BEGIN Data supplied
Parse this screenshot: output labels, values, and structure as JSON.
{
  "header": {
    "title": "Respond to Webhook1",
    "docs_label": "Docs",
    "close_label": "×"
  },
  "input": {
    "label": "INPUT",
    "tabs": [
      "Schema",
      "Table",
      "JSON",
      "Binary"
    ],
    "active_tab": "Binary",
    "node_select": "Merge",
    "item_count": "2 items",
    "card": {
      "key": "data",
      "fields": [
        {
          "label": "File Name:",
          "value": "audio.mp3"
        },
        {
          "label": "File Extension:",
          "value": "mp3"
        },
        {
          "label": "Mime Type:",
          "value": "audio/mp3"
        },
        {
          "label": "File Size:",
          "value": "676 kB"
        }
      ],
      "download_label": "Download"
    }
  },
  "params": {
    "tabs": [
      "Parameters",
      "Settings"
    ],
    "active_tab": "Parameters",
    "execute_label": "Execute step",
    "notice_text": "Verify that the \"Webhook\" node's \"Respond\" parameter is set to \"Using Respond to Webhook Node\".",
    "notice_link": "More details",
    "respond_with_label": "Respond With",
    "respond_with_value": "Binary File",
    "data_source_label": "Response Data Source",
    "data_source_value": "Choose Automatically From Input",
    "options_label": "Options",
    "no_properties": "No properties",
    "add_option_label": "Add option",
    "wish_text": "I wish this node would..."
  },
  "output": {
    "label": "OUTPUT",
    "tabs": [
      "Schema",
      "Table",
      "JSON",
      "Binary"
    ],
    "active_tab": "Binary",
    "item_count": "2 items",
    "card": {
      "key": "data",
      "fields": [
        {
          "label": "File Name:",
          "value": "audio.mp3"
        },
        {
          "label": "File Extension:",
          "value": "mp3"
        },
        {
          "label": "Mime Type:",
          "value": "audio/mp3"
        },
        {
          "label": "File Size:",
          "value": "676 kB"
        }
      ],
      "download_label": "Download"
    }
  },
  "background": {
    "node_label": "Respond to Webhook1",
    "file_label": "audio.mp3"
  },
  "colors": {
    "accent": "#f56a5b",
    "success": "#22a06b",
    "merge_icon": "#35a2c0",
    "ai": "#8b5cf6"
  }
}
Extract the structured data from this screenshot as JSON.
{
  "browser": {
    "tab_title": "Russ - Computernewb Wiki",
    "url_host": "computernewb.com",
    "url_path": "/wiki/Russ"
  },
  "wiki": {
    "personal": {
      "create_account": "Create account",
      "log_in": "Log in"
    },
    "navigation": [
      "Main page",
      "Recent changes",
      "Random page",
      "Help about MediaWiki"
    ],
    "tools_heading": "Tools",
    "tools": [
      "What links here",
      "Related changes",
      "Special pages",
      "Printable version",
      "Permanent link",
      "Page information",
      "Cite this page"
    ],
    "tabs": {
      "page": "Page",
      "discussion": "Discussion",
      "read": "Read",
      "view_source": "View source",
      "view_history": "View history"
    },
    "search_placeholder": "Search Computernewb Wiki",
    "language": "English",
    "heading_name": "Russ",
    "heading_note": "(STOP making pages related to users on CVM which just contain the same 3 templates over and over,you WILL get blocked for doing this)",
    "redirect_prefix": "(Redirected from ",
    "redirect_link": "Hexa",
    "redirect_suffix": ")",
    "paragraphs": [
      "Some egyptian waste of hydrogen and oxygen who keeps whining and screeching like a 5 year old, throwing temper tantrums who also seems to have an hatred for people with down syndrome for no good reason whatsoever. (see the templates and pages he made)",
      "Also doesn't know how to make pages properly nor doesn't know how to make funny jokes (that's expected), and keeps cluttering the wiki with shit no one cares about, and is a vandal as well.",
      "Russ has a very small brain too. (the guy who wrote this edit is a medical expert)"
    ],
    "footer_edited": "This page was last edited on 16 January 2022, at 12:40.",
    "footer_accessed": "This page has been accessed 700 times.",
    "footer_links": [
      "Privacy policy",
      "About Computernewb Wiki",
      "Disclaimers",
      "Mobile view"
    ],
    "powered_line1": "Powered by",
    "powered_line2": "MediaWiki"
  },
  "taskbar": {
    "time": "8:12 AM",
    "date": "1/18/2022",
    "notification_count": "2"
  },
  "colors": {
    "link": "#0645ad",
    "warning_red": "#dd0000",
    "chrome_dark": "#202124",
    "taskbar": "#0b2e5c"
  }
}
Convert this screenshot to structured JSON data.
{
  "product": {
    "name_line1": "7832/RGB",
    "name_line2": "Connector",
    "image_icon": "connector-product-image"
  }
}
END Data supplied
* _Problem statement_: Every entry should be output exactly as written, please.

* _Exercise solution_:
Parse this screenshot: output labels, values, and structure as JSON.
{
  "header": {
    "title": "Respond to Webhook1",
    "docs_label": "Docs",
    "close_label": "×"
  },
  "input": {
    "label": "INPUT",
    "tabs": [
      "Schema",
      "Table",
      "JSON",
      "Binary"
    ],
    "active_tab": "Binary",
    "node_select": "Merge",
    "item_count": "2 items",
    "card": {
      "key": "data",
      "fields": [
        {
          "label": "File Name:",
          "value": "audio.mp3"
        },
        {
          "label": "File Extension:",
          "value": "mp3"
        },
        {
          "label": "Mime Type:",
          "value": "audio/mp3"
        },
        {
          "label": "File Size:",
          "value": "676 kB"
        }
      ],
      "download_label": "Download"
    }
  },
  "params": {
    "tabs": [
      "Parameters",
      "Settings"
    ],
    "active_tab": "Parameters",
    "execute_label": "Execute step",
    "notice_text": "Verify that the \"Webhook\" node's \"Respond\" parameter is set to \"Using Respond to Webhook Node\".",
    "notice_link": "More details",
    "respond_with_label": "Respond With",
    "respond_with_value": "Binary File",
    "data_source_label": "Response Data Source",
    "data_source_value": "Choose Automatically From Input",
    "options_label": "Options",
    "no_properties": "No properties",
    "add_option_label": "Add option",
    "wish_text": "I wish this node would..."
  },
  "output": {
    "label": "OUTPUT",
    "tabs": [
      "Schema",
      "Table",
      "JSON",
      "Binary"
    ],
    "active_tab": "Binary",
    "item_count": "2 items",
    "card": {
      "key": "data",
      "fields": [
        {
          "label": "File Name:",
          "value": "audio.mp3"
        },
        {
          "label": "File Extension:",
          "value": "mp3"
        },
        {
          "label": "Mime Type:",
          "value": "audio/mp3"
        },
        {
          "label": "File Size:",
          "value": "676 kB"
        }
      ],
      "download_label": "Download"
    }
  },
  "background": {
    "node_label": "Respond to Webhook1",
    "file_label": "audio.mp3"
  },
  "colors": {
    "accent": "#f56a5b",
    "success": "#22a06b",
    "merge_icon": "#35a2c0",
    "ai": "#8b5cf6"
  }
}
Extract the structured data from this screenshot as JSON.
{
  "browser": {
    "tab_title": "Russ - Computernewb Wiki",
    "url_host": "computernewb.com",
    "url_path": "/wiki/Russ"
  },
  "wiki": {
    "personal": {
      "create_account": "Create account",
      "log_in": "Log in"
    },
    "navigation": [
      "Main page",
      "Recent changes",
      "Random page",
      "Help about MediaWiki"
    ],
    "tools_heading": "Tools",
    "tools": [
      "What links here",
      "Related changes",
      "Special pages",
      "Printable version",
      "Permanent link",
      "Page information",
      "Cite this page"
    ],
    "tabs": {
      "page": "Page",
      "discussion": "Discussion",
      "read": "Read",
      "view_source": "View source",
      "view_history": "View history"
    },
    "search_placeholder": "Search Computernewb Wiki",
    "language": "English",
    "heading_name": "Russ",
    "heading_note": "(STOP making pages related to users on CVM which just contain the same 3 templates over and over,you WILL get blocked for doing this)",
    "redirect_prefix": "(Redirected from ",
    "redirect_link": "Hexa",
    "redirect_suffix": ")",
    "paragraphs": [
      "Some egyptian waste of hydrogen and oxygen who keeps whining and screeching like a 5 year old, throwing temper tantrums who also seems to have an hatred for people with down syndrome for no good reason whatsoever. (see the templates and pages he made)",
      "Also doesn't know how to make pages properly nor doesn't know how to make funny jokes (that's expected), and keeps cluttering the wiki with shit no one cares about, and is a vandal as well.",
      "Russ has a very small brain too. (the guy who wrote this edit is a medical expert)"
    ],
    "footer_edited": "This page was last edited on 16 January 2022, at 12:40.",
    "footer_accessed": "This page has been accessed 700 times.",
    "footer_links": [
      "Privacy policy",
      "About Computernewb Wiki",
      "Disclaimers",
      "Mobile view"
    ],
    "powered_line1": "Powered by",
    "powered_line2": "MediaWiki"
  },
  "taskbar": {
    "time": "8:12 AM",
    "date": "1/18/2022",
    "notification_count": "2"
  },
  "colors": {
    "link": "#0645ad",
    "warning_red": "#dd0000",
    "chrome_dark": "#202124",
    "taskbar": "#0b2e5c"
  }
}
Convert this screenshot to structured JSON data.
{
  "product": {
    "name_line1": "7832/RGB",
    "name_line2": "Connector",
    "image_icon": "connector-product-image"
  }
}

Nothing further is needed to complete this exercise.